Requirement: Each line containing the word "this" must be collected.

-- START OF Entries provided --

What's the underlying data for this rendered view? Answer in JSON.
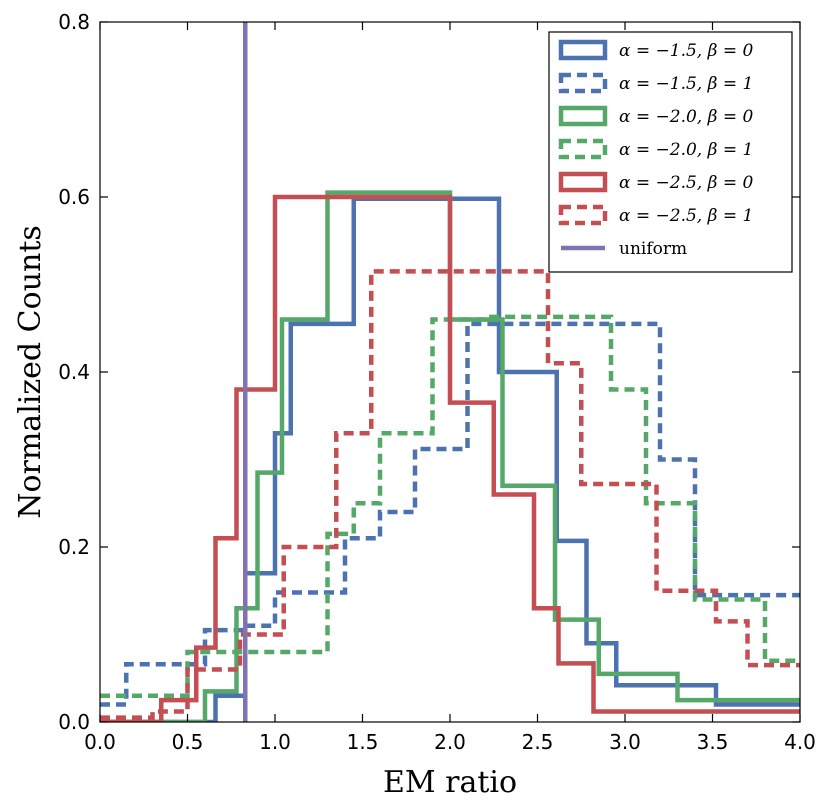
{
  "chart_data": {
    "type": "line",
    "title": "",
    "xlabel": "EM ratio",
    "ylabel": "Normalized Counts",
    "xlim": [
      0.0,
      4.0
    ],
    "ylim": [
      0.0,
      0.8
    ],
    "xticks": [
      0.0,
      0.5,
      1.0,
      1.5,
      2.0,
      2.5,
      3.0,
      3.5,
      4.0
    ],
    "xtick_labels": [
      "0.0",
      "0.5",
      "1.0",
      "1.5",
      "2.0",
      "2.5",
      "3.0",
      "3.5",
      "4.0"
    ],
    "yticks": [
      0.0,
      0.2,
      0.4,
      0.6,
      0.8
    ],
    "ytick_labels": [
      "0.0",
      "0.2",
      "0.4",
      "0.6",
      "0.8"
    ],
    "grid": false,
    "legend_position": "top-right",
    "vline": {
      "name": "uniform",
      "x": 0.83,
      "color": "#8172b2"
    },
    "series": [
      {
        "name": "α = −1.5, β = 0",
        "color": "#4c72b0",
        "dashed": false,
        "edges": [
          0.0,
          0.66,
          0.83,
          1.0,
          1.09,
          1.3,
          1.45,
          2.28,
          2.61,
          2.78,
          2.95,
          3.52,
          4.0
        ],
        "values": [
          0.0,
          0.03,
          0.17,
          0.33,
          0.455,
          0.455,
          0.598,
          0.4,
          0.207,
          0.09,
          0.042,
          0.02
        ]
      },
      {
        "name": "α = −1.5, β = 1",
        "color": "#4c72b0",
        "dashed": true,
        "edges": [
          0.0,
          0.15,
          0.6,
          0.83,
          1.0,
          1.4,
          1.6,
          1.8,
          2.1,
          2.35,
          3.2,
          3.4,
          3.95,
          4.0
        ],
        "values": [
          0.02,
          0.066,
          0.105,
          0.11,
          0.148,
          0.21,
          0.24,
          0.312,
          0.455,
          0.455,
          0.3,
          0.145,
          0.145
        ]
      },
      {
        "name": "α = −2.0, β = 0",
        "color": "#55a868",
        "dashed": false,
        "edges": [
          0.0,
          0.6,
          0.78,
          0.9,
          1.04,
          1.3,
          2.0,
          2.3,
          2.6,
          2.85,
          3.3,
          4.0
        ],
        "values": [
          0.0,
          0.035,
          0.13,
          0.285,
          0.46,
          0.605,
          0.46,
          0.27,
          0.117,
          0.055,
          0.025
        ]
      },
      {
        "name": "α = −2.0, β = 1",
        "color": "#55a868",
        "dashed": true,
        "edges": [
          0.0,
          0.5,
          1.3,
          1.45,
          1.6,
          1.9,
          2.2,
          2.92,
          3.12,
          3.4,
          3.8,
          4.0
        ],
        "values": [
          0.03,
          0.08,
          0.215,
          0.25,
          0.33,
          0.46,
          0.463,
          0.38,
          0.25,
          0.14,
          0.07
        ]
      },
      {
        "name": "α = −2.5, β = 0",
        "color": "#c44e52",
        "dashed": false,
        "edges": [
          0.0,
          0.35,
          0.55,
          0.66,
          0.78,
          1.0,
          2.0,
          2.25,
          2.48,
          2.62,
          2.82,
          4.0
        ],
        "values": [
          0.0,
          0.025,
          0.085,
          0.21,
          0.38,
          0.6,
          0.365,
          0.26,
          0.13,
          0.067,
          0.012
        ]
      },
      {
        "name": "α = −2.5, β = 1",
        "color": "#c44e52",
        "dashed": true,
        "edges": [
          0.0,
          0.3,
          0.5,
          0.8,
          1.05,
          1.35,
          1.55,
          2.56,
          2.75,
          3.18,
          3.52,
          3.7,
          4.0
        ],
        "values": [
          0.005,
          0.012,
          0.06,
          0.1,
          0.2,
          0.33,
          0.515,
          0.41,
          0.272,
          0.15,
          0.115,
          0.065
        ]
      }
    ]
  }
}
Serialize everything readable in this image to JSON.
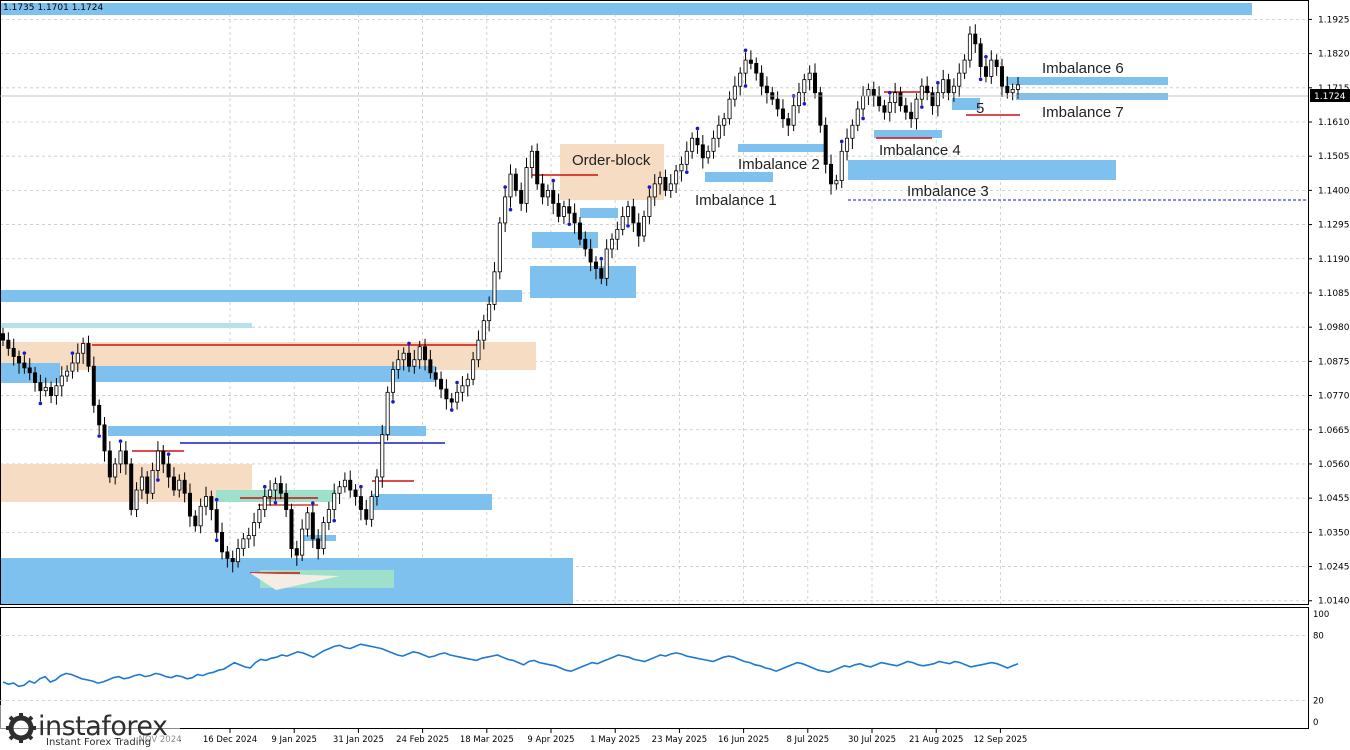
{
  "ohlc_readout": "1.1735 1.1701 1.1724",
  "chart_data": [
    {
      "type": "candlestick",
      "title": "",
      "price_scale": [
        "1.1925",
        "1.1820",
        "1.1715",
        "1.1610",
        "1.1505",
        "1.1400",
        "1.1295",
        "1.1190",
        "1.1085",
        "1.0980",
        "1.0875",
        "1.0770",
        "1.0665",
        "1.0560",
        "1.0455",
        "1.0350",
        "1.0245",
        "1.0140"
      ],
      "ylim": [
        1.013,
        1.196
      ],
      "current_price": "1.1724",
      "date_labels": [
        "16 Dec 2024",
        "9 Jan 2025",
        "31 Jan 2025",
        "24 Feb 2025",
        "18 Mar 2025",
        "9 Apr 2025",
        "1 May 2025",
        "23 May 2025",
        "16 Jun 2025",
        "8 Jul 2025",
        "30 Jul 2025",
        "21 Aug 2025",
        "12 Sep 2025"
      ],
      "partial_date_label": "NOV 2024",
      "series": [
        {
          "values": [
            1.094,
            1.0915,
            1.089,
            1.087,
            1.0855,
            1.084,
            1.081,
            1.0785,
            1.0795,
            1.077,
            1.08,
            1.083,
            1.0845,
            1.087,
            1.09,
            1.093,
            1.086,
            1.074,
            1.068,
            1.06,
            1.052,
            1.056,
            1.06,
            1.056,
            1.042,
            1.048,
            1.052,
            1.047,
            1.054,
            1.06,
            1.056,
            1.052,
            1.048,
            1.051,
            1.047,
            1.04,
            1.037,
            1.043,
            1.046,
            1.042,
            1.035,
            1.029,
            1.027,
            1.026,
            1.03,
            1.033,
            1.034,
            1.038,
            1.042,
            1.046,
            1.048,
            1.05,
            1.047,
            1.042,
            1.03,
            1.028,
            1.036,
            1.041,
            1.033,
            1.03,
            1.038,
            1.042,
            1.047,
            1.049,
            1.051,
            1.048,
            1.046,
            1.042,
            1.039,
            1.046,
            1.052,
            1.065,
            1.078,
            1.085,
            1.088,
            1.09,
            1.086,
            1.088,
            1.092,
            1.088,
            1.084,
            1.082,
            1.079,
            1.076,
            1.075,
            1.078,
            1.08,
            1.082,
            1.088,
            1.094,
            1.1,
            1.105,
            1.115,
            1.13,
            1.138,
            1.145,
            1.14,
            1.136,
            1.147,
            1.152,
            1.142,
            1.138,
            1.14,
            1.136,
            1.132,
            1.135,
            1.133,
            1.13,
            1.125,
            1.122,
            1.118,
            1.116,
            1.113,
            1.122,
            1.125,
            1.128,
            1.132,
            1.135,
            1.13,
            1.126,
            1.132,
            1.138,
            1.142,
            1.144,
            1.14,
            1.142,
            1.146,
            1.148,
            1.152,
            1.156,
            1.154,
            1.15,
            1.152,
            1.156,
            1.16,
            1.162,
            1.168,
            1.172,
            1.176,
            1.18,
            1.179,
            1.176,
            1.172,
            1.17,
            1.168,
            1.165,
            1.162,
            1.16,
            1.166,
            1.17,
            1.174,
            1.176,
            1.17,
            1.16,
            1.148,
            1.142,
            1.143,
            1.152,
            1.156,
            1.16,
            1.165,
            1.169,
            1.171,
            1.169,
            1.166,
            1.164,
            1.167,
            1.17,
            1.166,
            1.164,
            1.162,
            1.168,
            1.172,
            1.17,
            1.166,
            1.17,
            1.174,
            1.17,
            1.172,
            1.176,
            1.18,
            1.188,
            1.185,
            1.178,
            1.175,
            1.18,
            1.178,
            1.172,
            1.17,
            1.171,
            1.1724
          ]
        }
      ],
      "levels": [
        {
          "price": 1.14,
          "label": "",
          "style": "dotted"
        }
      ],
      "annotations": [
        "Order-block",
        "Imbalance 1",
        "Imbalance 2",
        "Imbalance 3",
        "Imbalance 4",
        "5",
        "Imbalance 6",
        "Imbalance 7"
      ]
    },
    {
      "type": "line",
      "indicator_scale": [
        "100",
        "80",
        "20",
        "0"
      ],
      "ylim": [
        0,
        100
      ],
      "series": [
        {
          "values": [
            37,
            35,
            36,
            33,
            34,
            38,
            36,
            40,
            42,
            37,
            39,
            43,
            45,
            44,
            42,
            40,
            39,
            38,
            36,
            37,
            39,
            41,
            42,
            40,
            41,
            43,
            44,
            42,
            43,
            45,
            44,
            42,
            41,
            43,
            42,
            40,
            41,
            44,
            43,
            45,
            46,
            48,
            49,
            52,
            55,
            53,
            51,
            50,
            55,
            58,
            57,
            59,
            60,
            62,
            61,
            63,
            65,
            64,
            62,
            60,
            63,
            66,
            68,
            70,
            71,
            69,
            68,
            70,
            72,
            71,
            70,
            69,
            68,
            66,
            64,
            62,
            61,
            63,
            65,
            64,
            62,
            60,
            61,
            63,
            64,
            62,
            61,
            60,
            59,
            58,
            57,
            59,
            60,
            61,
            62,
            60,
            58,
            57,
            55,
            53,
            56,
            57,
            55,
            54,
            53,
            52,
            50,
            48,
            47,
            49,
            51,
            53,
            55,
            54,
            56,
            58,
            60,
            62,
            61,
            60,
            58,
            57,
            56,
            58,
            60,
            62,
            61,
            63,
            64,
            63,
            61,
            60,
            59,
            58,
            57,
            56,
            58,
            60,
            61,
            60,
            58,
            56,
            55,
            53,
            52,
            50,
            49,
            47,
            49,
            51,
            53,
            55,
            54,
            52,
            50,
            48,
            47,
            46,
            48,
            50,
            52,
            51,
            53,
            54,
            52,
            51,
            53,
            55,
            54,
            53,
            52,
            54,
            56,
            55,
            53,
            52,
            53,
            54,
            56,
            55,
            54,
            56,
            55,
            53,
            51,
            52,
            53,
            54,
            55,
            54,
            52,
            50,
            52,
            54
          ]
        }
      ]
    }
  ],
  "logo": {
    "title": "instaforex",
    "subtitle": "Instant Forex Trading"
  },
  "colors": {
    "imbalance": "#7fc1ee",
    "order_block": "#f5dcc2",
    "support_line": "#1a1acc",
    "swing_line": "#d01010",
    "indicator": "#1e78d2"
  }
}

-- END OF Entries provided --

Reply:
What's the underlying data for this rendered view? Answer in JSON.
Serialize everything readable in this image to JSON.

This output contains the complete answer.